Copy out all lines in the data below containing the string "marker".

Records supplied =
═══

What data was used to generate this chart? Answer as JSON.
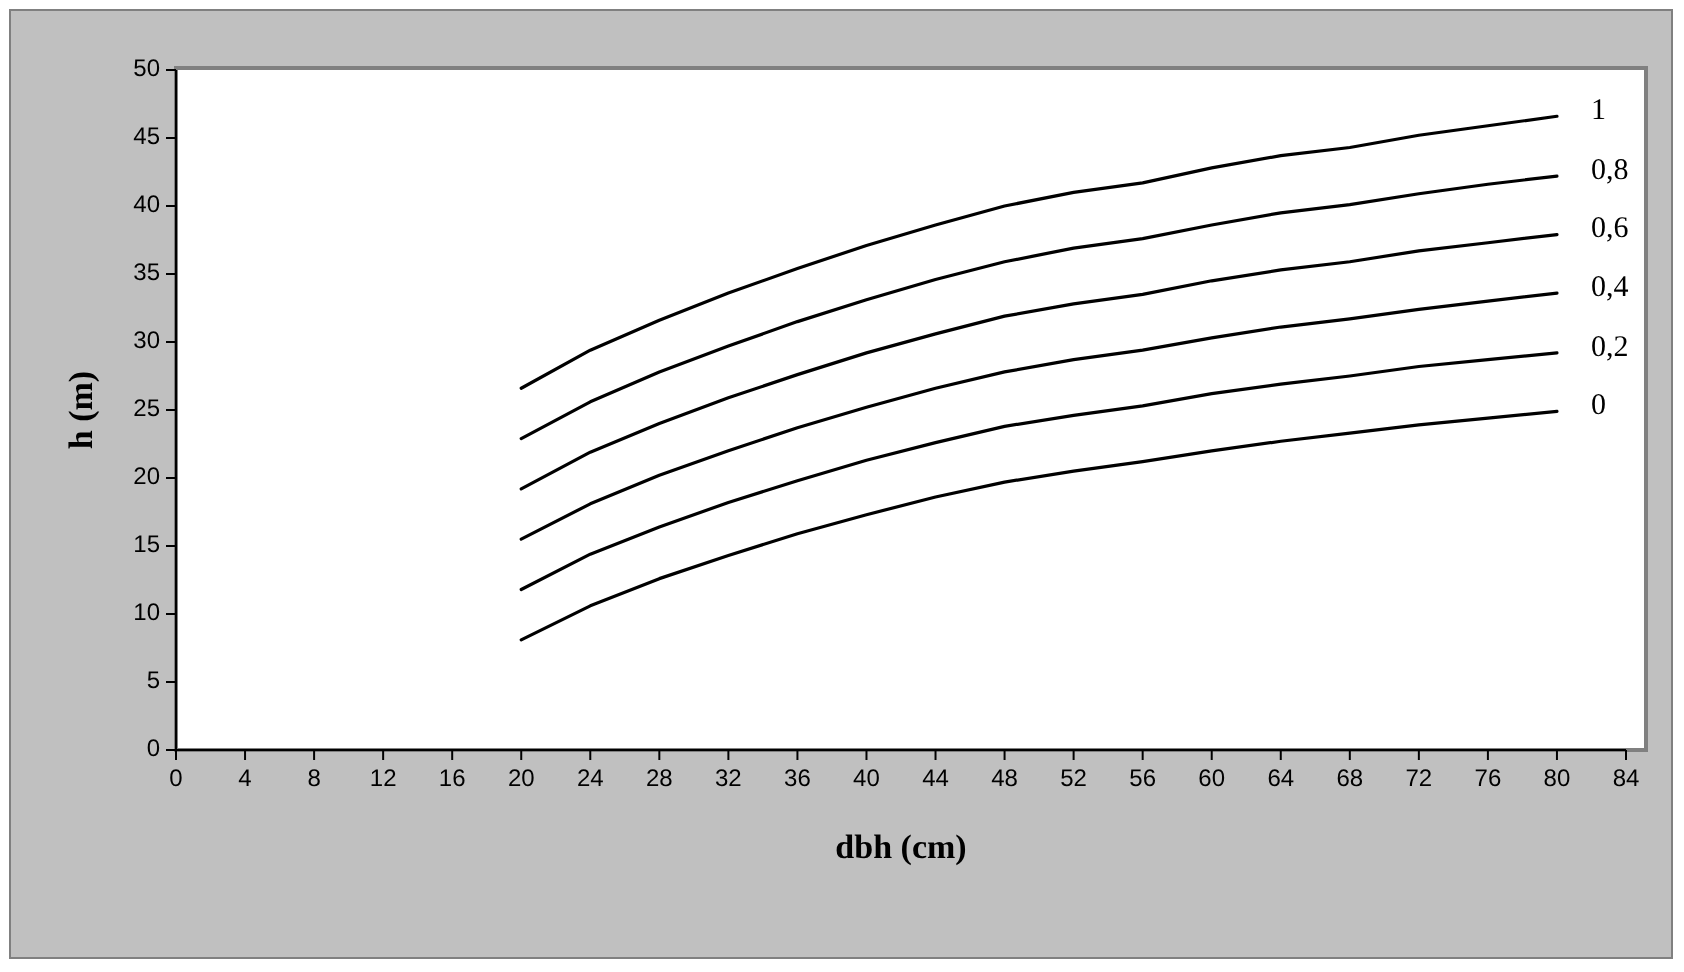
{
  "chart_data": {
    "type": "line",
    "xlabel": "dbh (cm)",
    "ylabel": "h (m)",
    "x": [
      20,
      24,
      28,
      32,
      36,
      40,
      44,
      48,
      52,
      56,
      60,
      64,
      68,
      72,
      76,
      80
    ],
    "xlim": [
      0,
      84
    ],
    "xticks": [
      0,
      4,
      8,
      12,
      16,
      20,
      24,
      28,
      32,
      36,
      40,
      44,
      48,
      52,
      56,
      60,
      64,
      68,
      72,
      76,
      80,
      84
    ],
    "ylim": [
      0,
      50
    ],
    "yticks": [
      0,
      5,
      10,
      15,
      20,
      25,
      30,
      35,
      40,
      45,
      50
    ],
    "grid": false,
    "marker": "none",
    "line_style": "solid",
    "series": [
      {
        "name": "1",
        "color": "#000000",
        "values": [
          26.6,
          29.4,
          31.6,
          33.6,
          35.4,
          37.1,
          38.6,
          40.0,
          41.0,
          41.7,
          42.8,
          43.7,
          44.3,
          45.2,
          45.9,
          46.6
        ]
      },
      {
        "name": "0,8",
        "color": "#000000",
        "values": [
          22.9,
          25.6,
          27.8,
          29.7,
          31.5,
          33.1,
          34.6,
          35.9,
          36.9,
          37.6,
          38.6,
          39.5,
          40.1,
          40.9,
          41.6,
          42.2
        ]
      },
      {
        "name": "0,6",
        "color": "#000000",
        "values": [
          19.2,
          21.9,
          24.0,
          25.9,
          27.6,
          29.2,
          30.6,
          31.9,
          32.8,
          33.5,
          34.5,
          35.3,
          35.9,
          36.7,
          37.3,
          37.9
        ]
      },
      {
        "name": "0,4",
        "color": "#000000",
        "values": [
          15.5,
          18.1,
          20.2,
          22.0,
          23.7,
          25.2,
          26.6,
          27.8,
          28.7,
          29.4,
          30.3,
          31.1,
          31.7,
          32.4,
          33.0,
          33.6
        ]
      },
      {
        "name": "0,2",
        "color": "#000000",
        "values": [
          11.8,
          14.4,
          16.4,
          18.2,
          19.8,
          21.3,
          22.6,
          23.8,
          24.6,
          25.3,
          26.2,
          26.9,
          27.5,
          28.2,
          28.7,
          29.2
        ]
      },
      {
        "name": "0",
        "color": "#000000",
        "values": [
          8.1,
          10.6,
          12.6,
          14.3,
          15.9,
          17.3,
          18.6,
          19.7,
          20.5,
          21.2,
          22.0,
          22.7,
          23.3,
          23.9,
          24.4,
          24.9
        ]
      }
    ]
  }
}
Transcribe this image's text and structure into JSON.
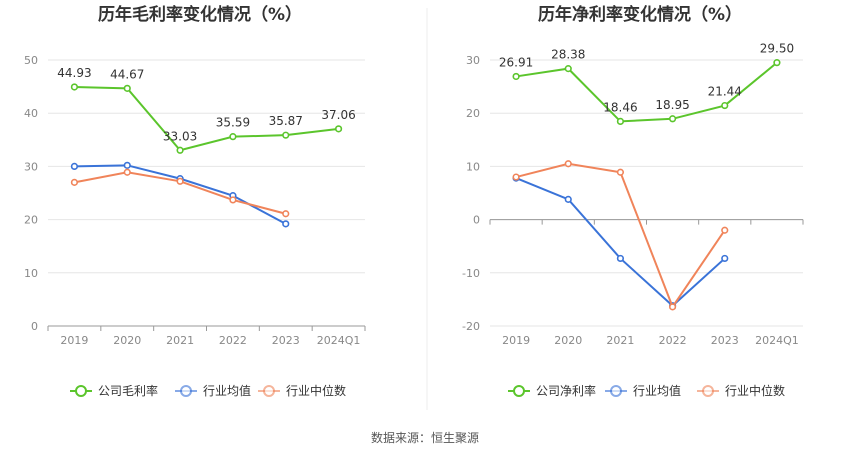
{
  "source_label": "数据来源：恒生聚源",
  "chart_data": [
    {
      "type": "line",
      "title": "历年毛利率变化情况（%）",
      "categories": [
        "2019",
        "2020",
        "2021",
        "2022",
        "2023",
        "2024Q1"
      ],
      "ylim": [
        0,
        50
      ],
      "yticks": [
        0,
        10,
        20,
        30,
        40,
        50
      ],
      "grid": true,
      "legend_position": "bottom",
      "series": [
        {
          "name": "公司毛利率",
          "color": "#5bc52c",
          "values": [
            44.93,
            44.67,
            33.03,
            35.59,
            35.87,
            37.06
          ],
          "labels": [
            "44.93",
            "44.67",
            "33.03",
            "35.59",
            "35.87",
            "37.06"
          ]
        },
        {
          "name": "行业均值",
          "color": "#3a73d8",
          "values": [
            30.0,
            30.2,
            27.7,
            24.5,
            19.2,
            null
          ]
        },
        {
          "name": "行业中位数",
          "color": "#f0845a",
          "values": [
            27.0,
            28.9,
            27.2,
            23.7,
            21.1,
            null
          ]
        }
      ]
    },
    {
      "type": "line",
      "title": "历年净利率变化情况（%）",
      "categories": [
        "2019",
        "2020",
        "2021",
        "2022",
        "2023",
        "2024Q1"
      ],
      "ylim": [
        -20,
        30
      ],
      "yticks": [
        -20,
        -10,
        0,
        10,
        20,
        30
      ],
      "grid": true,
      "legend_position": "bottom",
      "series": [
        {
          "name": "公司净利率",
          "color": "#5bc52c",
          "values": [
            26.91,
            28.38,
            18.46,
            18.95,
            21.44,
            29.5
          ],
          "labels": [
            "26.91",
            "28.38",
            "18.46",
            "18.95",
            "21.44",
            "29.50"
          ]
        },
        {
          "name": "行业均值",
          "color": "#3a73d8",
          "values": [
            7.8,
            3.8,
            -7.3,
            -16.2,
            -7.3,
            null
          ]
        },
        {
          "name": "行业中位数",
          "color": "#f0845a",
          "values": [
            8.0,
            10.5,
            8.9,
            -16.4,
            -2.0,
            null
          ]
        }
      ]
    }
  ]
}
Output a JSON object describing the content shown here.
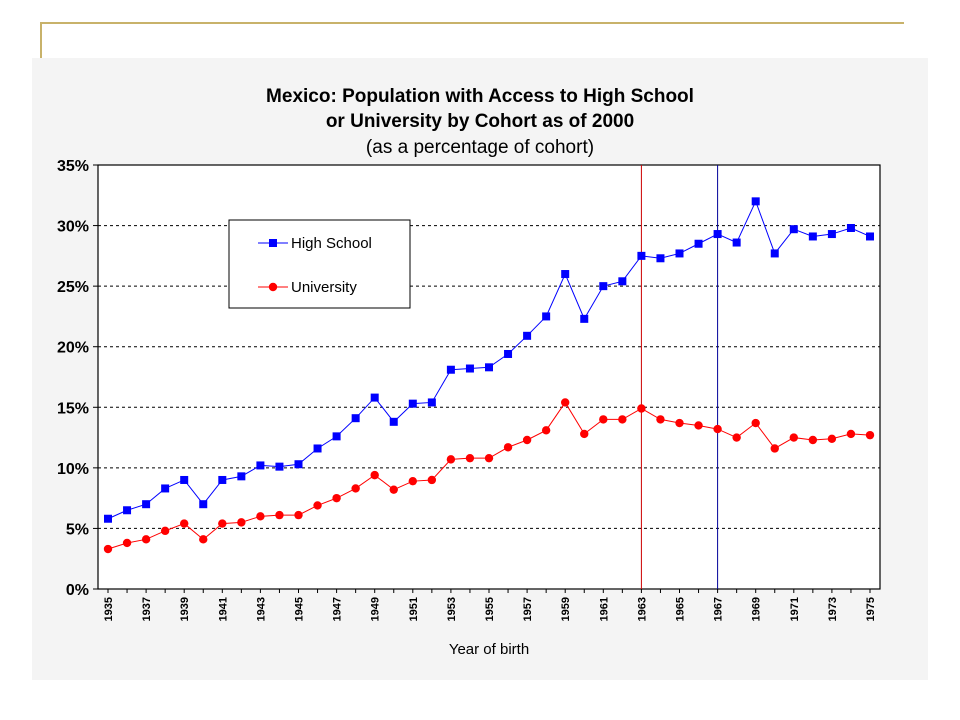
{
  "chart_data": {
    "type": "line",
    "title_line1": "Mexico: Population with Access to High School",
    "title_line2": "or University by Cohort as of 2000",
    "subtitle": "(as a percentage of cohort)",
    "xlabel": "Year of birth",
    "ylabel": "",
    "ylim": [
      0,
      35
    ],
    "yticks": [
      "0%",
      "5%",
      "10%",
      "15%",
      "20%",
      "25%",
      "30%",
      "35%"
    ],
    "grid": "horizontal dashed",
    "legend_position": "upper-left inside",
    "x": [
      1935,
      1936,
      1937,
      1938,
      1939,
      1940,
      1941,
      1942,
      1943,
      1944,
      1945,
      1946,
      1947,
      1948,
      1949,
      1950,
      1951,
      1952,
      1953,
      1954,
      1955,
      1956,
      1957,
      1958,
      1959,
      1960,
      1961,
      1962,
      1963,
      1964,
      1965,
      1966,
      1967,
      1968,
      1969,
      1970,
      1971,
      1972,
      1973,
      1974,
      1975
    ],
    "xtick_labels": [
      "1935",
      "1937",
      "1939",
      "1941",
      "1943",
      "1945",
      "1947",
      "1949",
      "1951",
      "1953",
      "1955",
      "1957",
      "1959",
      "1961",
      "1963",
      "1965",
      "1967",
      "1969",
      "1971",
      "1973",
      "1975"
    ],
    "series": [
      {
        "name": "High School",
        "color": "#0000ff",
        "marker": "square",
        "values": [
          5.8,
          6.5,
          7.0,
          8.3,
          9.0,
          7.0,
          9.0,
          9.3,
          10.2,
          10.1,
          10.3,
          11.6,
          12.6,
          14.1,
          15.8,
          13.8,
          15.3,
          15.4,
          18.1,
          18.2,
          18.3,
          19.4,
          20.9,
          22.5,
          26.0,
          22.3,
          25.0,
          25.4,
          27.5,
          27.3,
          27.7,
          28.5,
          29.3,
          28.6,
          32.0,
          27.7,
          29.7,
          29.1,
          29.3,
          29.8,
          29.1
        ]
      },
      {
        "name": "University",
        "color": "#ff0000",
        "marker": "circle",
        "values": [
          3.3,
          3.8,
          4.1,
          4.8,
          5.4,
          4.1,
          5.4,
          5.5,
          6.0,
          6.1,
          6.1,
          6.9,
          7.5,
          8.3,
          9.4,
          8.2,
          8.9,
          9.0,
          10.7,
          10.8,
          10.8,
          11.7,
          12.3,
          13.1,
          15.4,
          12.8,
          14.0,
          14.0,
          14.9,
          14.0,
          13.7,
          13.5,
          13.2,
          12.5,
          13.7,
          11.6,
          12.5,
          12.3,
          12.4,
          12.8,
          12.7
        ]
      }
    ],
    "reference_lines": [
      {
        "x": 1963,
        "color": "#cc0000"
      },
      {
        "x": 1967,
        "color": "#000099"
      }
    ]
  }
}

═══

Result below =
    "marker": "none",
        "marker": "square",
        "marker": "circle",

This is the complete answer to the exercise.